**SHORT EXERCISE:**
Write out the whole listing, matching it exactly.

**RECORDS SUPPLIED:**
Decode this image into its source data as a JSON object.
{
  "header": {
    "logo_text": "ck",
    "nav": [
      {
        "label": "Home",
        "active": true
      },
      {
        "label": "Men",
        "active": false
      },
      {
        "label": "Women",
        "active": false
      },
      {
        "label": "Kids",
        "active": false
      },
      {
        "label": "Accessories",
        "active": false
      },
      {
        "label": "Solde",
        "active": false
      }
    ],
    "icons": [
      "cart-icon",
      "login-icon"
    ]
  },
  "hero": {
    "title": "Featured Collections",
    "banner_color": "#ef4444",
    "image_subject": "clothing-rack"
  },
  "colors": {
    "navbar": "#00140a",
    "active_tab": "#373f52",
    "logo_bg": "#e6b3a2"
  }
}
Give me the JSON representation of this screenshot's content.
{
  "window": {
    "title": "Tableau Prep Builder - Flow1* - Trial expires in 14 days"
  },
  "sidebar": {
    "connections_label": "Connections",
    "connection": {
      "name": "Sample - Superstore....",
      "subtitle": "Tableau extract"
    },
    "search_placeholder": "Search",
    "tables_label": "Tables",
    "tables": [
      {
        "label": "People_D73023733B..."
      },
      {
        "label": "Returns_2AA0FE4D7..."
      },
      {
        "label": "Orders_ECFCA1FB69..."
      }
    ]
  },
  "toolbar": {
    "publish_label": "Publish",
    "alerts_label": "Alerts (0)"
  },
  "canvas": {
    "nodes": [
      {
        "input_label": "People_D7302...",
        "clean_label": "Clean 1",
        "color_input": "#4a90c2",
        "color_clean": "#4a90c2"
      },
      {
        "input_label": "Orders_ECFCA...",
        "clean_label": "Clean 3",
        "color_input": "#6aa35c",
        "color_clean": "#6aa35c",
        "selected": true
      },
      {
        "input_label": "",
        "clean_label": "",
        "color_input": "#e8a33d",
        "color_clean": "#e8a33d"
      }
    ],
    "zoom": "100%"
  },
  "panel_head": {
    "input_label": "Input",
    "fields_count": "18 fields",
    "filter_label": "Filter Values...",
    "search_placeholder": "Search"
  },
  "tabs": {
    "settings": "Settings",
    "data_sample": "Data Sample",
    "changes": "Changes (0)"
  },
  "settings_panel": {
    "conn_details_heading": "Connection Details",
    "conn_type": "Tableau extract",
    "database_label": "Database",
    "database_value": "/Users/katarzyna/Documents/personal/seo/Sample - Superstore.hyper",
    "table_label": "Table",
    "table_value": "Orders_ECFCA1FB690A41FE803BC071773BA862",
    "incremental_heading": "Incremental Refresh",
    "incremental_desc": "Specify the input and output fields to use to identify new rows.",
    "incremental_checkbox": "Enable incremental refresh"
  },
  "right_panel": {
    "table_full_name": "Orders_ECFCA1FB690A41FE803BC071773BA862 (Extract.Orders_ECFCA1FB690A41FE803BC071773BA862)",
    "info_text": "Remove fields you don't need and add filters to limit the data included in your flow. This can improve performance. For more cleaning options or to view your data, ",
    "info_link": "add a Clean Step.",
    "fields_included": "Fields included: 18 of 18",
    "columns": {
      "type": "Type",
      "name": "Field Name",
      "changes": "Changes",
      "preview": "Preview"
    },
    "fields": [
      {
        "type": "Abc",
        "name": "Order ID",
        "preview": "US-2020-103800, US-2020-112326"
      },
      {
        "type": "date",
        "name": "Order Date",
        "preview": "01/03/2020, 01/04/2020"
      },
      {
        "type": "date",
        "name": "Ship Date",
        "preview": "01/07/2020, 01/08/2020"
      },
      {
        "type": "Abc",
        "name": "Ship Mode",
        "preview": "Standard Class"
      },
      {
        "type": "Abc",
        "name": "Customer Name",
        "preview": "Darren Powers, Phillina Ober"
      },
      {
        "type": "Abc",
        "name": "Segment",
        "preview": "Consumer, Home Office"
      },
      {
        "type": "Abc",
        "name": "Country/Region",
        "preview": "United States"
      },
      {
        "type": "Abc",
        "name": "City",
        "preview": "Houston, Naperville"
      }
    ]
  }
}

**EXERCISE RESULT:**
Decode this image into its source data as a JSON object.
{
  "header": {
    "logo_text": "ck",
    "nav": [
      {
        "label": "Home",
        "active": true
      },
      {
        "label": "Men",
        "active": false
      },
      {
        "label": "Women",
        "active": false
      },
      {
        "label": "Kids",
        "active": false
      },
      {
        "label": "Accessories",
        "active": false
      },
      {
        "label": "Solde",
        "active": false
      }
    ],
    "icons": [
      "cart-icon",
      "login-icon"
    ]
  },
  "hero": {
    "title": "Featured Collections",
    "banner_color": "#ef4444",
    "image_subject": "clothing-rack"
  },
  "colors": {
    "navbar": "#00140a",
    "active_tab": "#373f52",
    "logo_bg": "#e6b3a2"
  }
}
Give me the JSON representation of this screenshot's content.
{
  "window": {
    "title": "Tableau Prep Builder - Flow1* - Trial expires in 14 days"
  },
  "sidebar": {
    "connections_label": "Connections",
    "connection": {
      "name": "Sample - Superstore....",
      "subtitle": "Tableau extract"
    },
    "search_placeholder": "Search",
    "tables_label": "Tables",
    "tables": [
      {
        "label": "People_D73023733B..."
      },
      {
        "label": "Returns_2AA0FE4D7..."
      },
      {
        "label": "Orders_ECFCA1FB69..."
      }
    ]
  },
  "toolbar": {
    "publish_label": "Publish",
    "alerts_label": "Alerts (0)"
  },
  "canvas": {
    "nodes": [
      {
        "input_label": "People_D7302...",
        "clean_label": "Clean 1",
        "color_input": "#4a90c2",
        "color_clean": "#4a90c2"
      },
      {
        "input_label": "Orders_ECFCA...",
        "clean_label": "Clean 3",
        "color_input": "#6aa35c",
        "color_clean": "#6aa35c",
        "selected": true
      },
      {
        "input_label": "",
        "clean_label": "",
        "color_input": "#e8a33d",
        "color_clean": "#e8a33d"
      }
    ],
    "zoom": "100%"
  },
  "panel_head": {
    "input_label": "Input",
    "fields_count": "18 fields",
    "filter_label": "Filter Values...",
    "search_placeholder": "Search"
  },
  "tabs": {
    "settings": "Settings",
    "data_sample": "Data Sample",
    "changes": "Changes (0)"
  },
  "settings_panel": {
    "conn_details_heading": "Connection Details",
    "conn_type": "Tableau extract",
    "database_label": "Database",
    "database_value": "/Users/katarzyna/Documents/personal/seo/Sample - Superstore.hyper",
    "table_label": "Table",
    "table_value": "Orders_ECFCA1FB690A41FE803BC071773BA862",
    "incremental_heading": "Incremental Refresh",
    "incremental_desc": "Specify the input and output fields to use to identify new rows.",
    "incremental_checkbox": "Enable incremental refresh"
  },
  "right_panel": {
    "table_full_name": "Orders_ECFCA1FB690A41FE803BC071773BA862 (Extract.Orders_ECFCA1FB690A41FE803BC071773BA862)",
    "info_text": "Remove fields you don't need and add filters to limit the data included in your flow. This can improve performance. For more cleaning options or to view your data, ",
    "info_link": "add a Clean Step.",
    "fields_included": "Fields included: 18 of 18",
    "columns": {
      "type": "Type",
      "name": "Field Name",
      "changes": "Changes",
      "preview": "Preview"
    },
    "fields": [
      {
        "type": "Abc",
        "name": "Order ID",
        "preview": "US-2020-103800, US-2020-112326"
      },
      {
        "type": "date",
        "name": "Order Date",
        "preview": "01/03/2020, 01/04/2020"
      },
      {
        "type": "date",
        "name": "Ship Date",
        "preview": "01/07/2020, 01/08/2020"
      },
      {
        "type": "Abc",
        "name": "Ship Mode",
        "preview": "Standard Class"
      },
      {
        "type": "Abc",
        "name": "Customer Name",
        "preview": "Darren Powers, Phillina Ober"
      },
      {
        "type": "Abc",
        "name": "Segment",
        "preview": "Consumer, Home Office"
      },
      {
        "type": "Abc",
        "name": "Country/Region",
        "preview": "United States"
      },
      {
        "type": "Abc",
        "name": "City",
        "preview": "Houston, Naperville"
      }
    ]
  }
}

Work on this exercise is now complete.